● Instructions for the task
Find "Extract the structured" in the records that follow; print that line and each subsequent line through the last one, verbatim and with nothing added.

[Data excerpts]
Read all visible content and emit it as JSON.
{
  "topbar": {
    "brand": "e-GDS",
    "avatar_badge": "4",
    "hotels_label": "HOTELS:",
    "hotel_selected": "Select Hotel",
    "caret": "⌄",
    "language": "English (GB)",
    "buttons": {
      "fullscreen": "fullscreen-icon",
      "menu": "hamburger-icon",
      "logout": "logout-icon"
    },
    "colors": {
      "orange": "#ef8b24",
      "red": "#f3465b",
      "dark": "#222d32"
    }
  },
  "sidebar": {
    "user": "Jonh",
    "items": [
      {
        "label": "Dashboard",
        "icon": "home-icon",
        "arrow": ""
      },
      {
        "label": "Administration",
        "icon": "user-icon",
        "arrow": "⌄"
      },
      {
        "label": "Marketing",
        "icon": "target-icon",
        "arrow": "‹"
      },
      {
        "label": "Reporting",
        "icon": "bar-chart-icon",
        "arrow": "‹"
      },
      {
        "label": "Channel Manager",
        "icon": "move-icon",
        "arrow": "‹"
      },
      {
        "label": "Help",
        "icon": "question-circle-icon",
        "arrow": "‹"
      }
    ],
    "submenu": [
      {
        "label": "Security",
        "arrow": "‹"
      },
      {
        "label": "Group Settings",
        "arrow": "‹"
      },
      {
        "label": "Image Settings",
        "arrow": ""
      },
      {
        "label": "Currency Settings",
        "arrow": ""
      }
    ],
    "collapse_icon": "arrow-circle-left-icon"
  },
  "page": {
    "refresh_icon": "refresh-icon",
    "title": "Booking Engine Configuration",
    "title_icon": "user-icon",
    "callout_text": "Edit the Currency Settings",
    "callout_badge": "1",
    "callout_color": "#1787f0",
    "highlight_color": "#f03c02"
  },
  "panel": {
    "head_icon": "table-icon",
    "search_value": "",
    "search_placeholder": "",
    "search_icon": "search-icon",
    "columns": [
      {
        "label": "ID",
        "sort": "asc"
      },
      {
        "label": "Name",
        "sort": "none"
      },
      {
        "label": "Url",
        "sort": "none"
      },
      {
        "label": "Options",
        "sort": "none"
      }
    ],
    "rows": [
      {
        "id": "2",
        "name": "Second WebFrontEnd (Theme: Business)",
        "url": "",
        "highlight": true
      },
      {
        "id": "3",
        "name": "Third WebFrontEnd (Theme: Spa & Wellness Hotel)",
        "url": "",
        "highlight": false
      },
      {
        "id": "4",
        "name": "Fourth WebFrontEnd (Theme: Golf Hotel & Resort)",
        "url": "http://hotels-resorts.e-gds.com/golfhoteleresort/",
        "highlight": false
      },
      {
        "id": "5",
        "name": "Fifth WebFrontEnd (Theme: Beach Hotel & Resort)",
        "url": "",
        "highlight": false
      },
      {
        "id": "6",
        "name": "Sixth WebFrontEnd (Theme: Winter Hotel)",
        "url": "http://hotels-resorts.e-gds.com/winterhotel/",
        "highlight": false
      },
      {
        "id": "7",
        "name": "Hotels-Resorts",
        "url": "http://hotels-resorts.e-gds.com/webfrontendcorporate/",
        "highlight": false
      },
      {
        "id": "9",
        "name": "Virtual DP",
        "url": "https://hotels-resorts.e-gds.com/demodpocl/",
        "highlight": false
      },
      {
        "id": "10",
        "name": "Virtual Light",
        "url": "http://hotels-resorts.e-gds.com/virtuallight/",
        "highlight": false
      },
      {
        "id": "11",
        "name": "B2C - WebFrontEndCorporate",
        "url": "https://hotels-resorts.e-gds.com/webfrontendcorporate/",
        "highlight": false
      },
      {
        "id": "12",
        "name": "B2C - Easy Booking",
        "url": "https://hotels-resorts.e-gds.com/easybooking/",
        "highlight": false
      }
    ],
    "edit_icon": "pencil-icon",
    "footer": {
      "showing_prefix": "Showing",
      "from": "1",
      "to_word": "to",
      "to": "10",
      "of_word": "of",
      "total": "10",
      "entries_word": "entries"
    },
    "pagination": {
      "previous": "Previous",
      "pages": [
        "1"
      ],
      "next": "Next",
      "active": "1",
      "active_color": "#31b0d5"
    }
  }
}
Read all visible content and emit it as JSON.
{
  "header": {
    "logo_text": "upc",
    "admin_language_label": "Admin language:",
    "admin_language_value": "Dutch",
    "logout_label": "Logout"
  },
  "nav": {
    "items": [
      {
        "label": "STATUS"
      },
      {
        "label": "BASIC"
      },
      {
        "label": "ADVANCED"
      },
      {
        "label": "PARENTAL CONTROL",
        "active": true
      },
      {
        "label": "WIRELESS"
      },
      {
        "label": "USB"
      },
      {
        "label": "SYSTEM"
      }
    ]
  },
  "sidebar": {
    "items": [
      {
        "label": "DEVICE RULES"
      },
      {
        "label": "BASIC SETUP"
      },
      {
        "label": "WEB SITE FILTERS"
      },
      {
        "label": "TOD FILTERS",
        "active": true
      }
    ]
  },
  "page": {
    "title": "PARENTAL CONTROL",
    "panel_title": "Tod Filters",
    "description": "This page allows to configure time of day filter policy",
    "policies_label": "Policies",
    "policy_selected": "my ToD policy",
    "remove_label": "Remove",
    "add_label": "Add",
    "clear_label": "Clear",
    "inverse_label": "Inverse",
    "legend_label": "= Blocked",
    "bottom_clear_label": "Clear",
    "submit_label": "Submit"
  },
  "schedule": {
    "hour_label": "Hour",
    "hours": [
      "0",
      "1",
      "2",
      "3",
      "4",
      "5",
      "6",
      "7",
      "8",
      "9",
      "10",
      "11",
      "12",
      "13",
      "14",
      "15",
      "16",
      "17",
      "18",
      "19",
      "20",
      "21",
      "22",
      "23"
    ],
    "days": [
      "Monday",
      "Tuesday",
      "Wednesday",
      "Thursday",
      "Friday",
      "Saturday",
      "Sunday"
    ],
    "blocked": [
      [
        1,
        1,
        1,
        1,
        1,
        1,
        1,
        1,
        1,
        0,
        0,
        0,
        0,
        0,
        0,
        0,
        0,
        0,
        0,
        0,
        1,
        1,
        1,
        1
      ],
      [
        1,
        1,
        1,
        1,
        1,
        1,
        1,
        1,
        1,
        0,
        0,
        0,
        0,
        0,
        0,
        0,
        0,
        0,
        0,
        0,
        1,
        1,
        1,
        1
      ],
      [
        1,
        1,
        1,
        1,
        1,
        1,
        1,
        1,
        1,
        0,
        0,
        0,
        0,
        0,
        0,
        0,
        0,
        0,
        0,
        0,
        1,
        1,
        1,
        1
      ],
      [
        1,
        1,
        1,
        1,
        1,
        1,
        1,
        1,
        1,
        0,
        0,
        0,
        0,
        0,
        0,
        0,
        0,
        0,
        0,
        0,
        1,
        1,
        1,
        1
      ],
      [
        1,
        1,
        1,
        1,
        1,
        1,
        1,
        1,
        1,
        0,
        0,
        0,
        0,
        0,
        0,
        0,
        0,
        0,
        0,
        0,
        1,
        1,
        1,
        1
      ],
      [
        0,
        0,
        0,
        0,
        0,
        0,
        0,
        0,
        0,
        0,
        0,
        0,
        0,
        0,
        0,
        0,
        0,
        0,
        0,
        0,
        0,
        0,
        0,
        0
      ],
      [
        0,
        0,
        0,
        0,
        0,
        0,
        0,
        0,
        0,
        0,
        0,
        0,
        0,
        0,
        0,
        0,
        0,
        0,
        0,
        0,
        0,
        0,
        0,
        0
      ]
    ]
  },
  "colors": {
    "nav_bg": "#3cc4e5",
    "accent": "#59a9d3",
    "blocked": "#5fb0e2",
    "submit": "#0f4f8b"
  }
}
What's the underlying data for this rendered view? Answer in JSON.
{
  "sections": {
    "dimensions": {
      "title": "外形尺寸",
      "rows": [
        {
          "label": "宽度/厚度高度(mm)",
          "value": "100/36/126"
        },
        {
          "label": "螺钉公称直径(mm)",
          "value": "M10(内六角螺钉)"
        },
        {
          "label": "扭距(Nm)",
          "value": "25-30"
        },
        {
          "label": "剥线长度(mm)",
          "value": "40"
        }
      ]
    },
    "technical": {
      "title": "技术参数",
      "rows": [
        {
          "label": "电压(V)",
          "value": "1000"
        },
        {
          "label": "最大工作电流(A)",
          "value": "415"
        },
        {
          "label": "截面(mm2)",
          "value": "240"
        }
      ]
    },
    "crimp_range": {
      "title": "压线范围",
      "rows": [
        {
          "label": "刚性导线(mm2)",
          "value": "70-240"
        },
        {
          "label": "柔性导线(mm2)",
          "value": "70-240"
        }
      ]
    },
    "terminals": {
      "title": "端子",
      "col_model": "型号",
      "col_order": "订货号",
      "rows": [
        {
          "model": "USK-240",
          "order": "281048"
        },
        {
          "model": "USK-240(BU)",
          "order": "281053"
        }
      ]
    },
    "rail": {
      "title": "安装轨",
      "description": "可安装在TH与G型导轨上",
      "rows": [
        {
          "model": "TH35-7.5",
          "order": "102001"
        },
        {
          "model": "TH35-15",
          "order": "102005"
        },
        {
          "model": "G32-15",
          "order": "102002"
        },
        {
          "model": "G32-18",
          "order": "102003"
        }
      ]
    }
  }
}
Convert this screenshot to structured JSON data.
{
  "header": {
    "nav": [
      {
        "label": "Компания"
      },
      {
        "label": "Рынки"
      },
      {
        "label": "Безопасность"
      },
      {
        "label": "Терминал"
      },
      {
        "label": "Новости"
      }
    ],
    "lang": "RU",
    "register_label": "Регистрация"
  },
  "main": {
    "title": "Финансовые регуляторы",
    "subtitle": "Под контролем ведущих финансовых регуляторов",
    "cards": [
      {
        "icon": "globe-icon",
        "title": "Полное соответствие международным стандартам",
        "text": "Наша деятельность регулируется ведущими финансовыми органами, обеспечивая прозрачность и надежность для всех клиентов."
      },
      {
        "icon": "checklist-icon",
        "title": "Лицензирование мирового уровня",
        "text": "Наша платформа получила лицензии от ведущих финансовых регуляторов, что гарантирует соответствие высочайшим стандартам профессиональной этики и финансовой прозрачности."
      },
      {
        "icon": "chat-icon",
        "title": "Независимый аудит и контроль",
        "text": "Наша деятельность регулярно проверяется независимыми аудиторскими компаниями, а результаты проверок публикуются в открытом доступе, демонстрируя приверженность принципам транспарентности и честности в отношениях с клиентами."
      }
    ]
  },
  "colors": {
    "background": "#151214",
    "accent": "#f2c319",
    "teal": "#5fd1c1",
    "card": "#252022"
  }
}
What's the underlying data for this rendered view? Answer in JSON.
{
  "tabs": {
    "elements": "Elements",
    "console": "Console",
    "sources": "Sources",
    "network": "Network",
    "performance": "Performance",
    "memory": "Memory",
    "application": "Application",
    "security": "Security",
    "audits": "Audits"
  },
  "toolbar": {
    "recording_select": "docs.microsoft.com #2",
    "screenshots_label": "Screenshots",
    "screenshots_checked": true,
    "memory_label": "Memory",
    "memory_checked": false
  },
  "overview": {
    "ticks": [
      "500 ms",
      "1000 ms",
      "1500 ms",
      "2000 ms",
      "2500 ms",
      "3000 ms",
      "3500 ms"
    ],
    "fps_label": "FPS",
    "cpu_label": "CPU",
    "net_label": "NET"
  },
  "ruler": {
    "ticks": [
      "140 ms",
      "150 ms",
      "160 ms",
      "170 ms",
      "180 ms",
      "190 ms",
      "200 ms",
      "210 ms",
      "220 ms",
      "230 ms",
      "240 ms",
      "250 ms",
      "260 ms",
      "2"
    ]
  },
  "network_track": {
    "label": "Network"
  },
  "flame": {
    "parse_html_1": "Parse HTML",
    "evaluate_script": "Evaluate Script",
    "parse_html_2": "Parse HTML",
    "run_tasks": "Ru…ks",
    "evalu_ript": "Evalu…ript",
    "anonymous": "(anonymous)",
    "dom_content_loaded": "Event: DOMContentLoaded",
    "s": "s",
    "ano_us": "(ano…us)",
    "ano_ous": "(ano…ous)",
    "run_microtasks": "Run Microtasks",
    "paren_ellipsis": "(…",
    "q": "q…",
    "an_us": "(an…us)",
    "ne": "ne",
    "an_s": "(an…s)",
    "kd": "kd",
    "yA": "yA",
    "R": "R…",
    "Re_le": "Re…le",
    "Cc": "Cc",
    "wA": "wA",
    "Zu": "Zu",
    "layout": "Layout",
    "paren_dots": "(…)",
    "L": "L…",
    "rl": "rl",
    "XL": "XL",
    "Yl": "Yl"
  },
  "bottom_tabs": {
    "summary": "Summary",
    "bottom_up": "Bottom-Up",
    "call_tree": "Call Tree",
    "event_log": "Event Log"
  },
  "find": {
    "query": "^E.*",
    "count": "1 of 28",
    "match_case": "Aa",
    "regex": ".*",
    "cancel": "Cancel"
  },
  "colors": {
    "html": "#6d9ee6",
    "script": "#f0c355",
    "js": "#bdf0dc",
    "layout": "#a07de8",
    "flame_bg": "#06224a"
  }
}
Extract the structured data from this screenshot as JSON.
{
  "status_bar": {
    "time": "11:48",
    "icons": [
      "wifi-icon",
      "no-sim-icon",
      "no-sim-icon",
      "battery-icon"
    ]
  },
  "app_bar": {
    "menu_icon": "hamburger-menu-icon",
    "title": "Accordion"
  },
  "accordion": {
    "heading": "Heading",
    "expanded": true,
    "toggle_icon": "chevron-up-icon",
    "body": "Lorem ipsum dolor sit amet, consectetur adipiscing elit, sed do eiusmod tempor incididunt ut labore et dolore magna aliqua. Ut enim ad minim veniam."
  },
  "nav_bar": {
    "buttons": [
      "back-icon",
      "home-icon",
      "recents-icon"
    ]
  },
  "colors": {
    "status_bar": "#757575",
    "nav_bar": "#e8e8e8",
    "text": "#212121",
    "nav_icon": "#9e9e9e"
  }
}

● Result for this task
Extract the structured data from this screenshot as JSON.
{
  "status_bar": {
    "time": "11:48",
    "icons": [
      "wifi-icon",
      "no-sim-icon",
      "no-sim-icon",
      "battery-icon"
    ]
  },
  "app_bar": {
    "menu_icon": "hamburger-menu-icon",
    "title": "Accordion"
  },
  "accordion": {
    "heading": "Heading",
    "expanded": true,
    "toggle_icon": "chevron-up-icon",
    "body": "Lorem ipsum dolor sit amet, consectetur adipiscing elit, sed do eiusmod tempor incididunt ut labore et dolore magna aliqua. Ut enim ad minim veniam."
  },
  "nav_bar": {
    "buttons": [
      "back-icon",
      "home-icon",
      "recents-icon"
    ]
  },
  "colors": {
    "status_bar": "#757575",
    "nav_bar": "#e8e8e8",
    "text": "#212121",
    "nav_icon": "#9e9e9e"
  }
}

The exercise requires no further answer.